— begin Material to process —

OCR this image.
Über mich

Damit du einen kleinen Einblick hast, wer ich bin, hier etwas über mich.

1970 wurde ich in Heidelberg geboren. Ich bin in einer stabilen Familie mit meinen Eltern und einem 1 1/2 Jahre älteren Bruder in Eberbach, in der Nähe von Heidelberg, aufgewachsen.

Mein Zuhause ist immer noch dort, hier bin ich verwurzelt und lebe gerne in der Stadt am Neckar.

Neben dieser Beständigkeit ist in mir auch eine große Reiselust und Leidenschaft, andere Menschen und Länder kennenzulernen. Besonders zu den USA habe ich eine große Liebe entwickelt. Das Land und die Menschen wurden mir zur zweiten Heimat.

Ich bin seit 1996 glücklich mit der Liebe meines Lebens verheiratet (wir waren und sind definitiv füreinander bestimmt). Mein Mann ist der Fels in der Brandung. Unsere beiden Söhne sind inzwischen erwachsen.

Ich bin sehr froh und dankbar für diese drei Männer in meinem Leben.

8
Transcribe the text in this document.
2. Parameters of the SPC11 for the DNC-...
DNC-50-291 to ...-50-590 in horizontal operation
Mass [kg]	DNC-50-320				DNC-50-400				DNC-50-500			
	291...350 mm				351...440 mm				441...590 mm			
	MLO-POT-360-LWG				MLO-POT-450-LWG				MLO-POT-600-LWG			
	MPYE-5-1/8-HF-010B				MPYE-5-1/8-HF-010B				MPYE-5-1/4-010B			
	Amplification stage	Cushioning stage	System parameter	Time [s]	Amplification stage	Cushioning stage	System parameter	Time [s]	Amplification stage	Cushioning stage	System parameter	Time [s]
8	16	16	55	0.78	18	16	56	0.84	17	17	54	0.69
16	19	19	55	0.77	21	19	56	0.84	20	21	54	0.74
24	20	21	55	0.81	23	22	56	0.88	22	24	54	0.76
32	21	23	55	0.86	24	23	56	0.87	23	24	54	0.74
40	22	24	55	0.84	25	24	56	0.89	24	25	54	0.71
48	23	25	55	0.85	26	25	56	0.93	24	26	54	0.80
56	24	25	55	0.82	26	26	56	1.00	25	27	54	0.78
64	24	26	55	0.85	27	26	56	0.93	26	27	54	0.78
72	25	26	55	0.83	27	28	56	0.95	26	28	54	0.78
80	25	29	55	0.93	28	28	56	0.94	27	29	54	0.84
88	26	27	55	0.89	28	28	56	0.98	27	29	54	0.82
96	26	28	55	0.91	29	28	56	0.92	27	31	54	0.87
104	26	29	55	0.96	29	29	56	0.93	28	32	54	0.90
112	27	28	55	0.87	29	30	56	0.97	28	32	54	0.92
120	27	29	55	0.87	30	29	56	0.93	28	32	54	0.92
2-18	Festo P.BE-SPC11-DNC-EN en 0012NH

— end Material to process —

Reproduce each entry from the records above, character for character.

• [Worked solution]
OCR this image.
Über mich

Damit du einen kleinen Einblick hast, wer ich bin, hier etwas über mich.

1970 wurde ich in Heidelberg geboren. Ich bin in einer stabilen Familie mit meinen Eltern und einem 1 1/2 Jahre älteren Bruder in Eberbach, in der Nähe von Heidelberg, aufgewachsen.

Mein Zuhause ist immer noch dort, hier bin ich verwurzelt und lebe gerne in der Stadt am Neckar.

Neben dieser Beständigkeit ist in mir auch eine große Reiselust und Leidenschaft, andere Menschen und Länder kennenzulernen. Besonders zu den USA habe ich eine große Liebe entwickelt. Das Land und die Menschen wurden mir zur zweiten Heimat.

Ich bin seit 1996 glücklich mit der Liebe meines Lebens verheiratet (wir waren und sind definitiv füreinander bestimmt). Mein Mann ist der Fels in der Brandung. Unsere beiden Söhne sind inzwischen erwachsen.

Ich bin sehr froh und dankbar für diese drei Männer in meinem Leben.

8
Transcribe the text in this document.
2. Parameters of the SPC11 for the DNC-...
DNC-50-291 to ...-50-590 in horizontal operation
Mass [kg]	DNC-50-320				DNC-50-400				DNC-50-500			
	291...350 mm				351...440 mm				441...590 mm			
	MLO-POT-360-LWG				MLO-POT-450-LWG				MLO-POT-600-LWG			
	MPYE-5-1/8-HF-010B				MPYE-5-1/8-HF-010B				MPYE-5-1/4-010B			
	Amplification stage	Cushioning stage	System parameter	Time [s]	Amplification stage	Cushioning stage	System parameter	Time [s]	Amplification stage	Cushioning stage	System parameter	Time [s]
8	16	16	55	0.78	18	16	56	0.84	17	17	54	0.69
16	19	19	55	0.77	21	19	56	0.84	20	21	54	0.74
24	20	21	55	0.81	23	22	56	0.88	22	24	54	0.76
32	21	23	55	0.86	24	23	56	0.87	23	24	54	0.74
40	22	24	55	0.84	25	24	56	0.89	24	25	54	0.71
48	23	25	55	0.85	26	25	56	0.93	24	26	54	0.80
56	24	25	55	0.82	26	26	56	1.00	25	27	54	0.78
64	24	26	55	0.85	27	26	56	0.93	26	27	54	0.78
72	25	26	55	0.83	27	28	56	0.95	26	28	54	0.78
80	25	29	55	0.93	28	28	56	0.94	27	29	54	0.84
88	26	27	55	0.89	28	28	56	0.98	27	29	54	0.82
96	26	28	55	0.91	29	28	56	0.92	27	31	54	0.87
104	26	29	55	0.96	29	29	56	0.93	28	32	54	0.90
112	27	28	55	0.87	29	30	56	0.97	28	32	54	0.92
120	27	29	55	0.87	30	29	56	0.93	28	32	54	0.92
2-18	Festo P.BE-SPC11-DNC-EN en 0012NH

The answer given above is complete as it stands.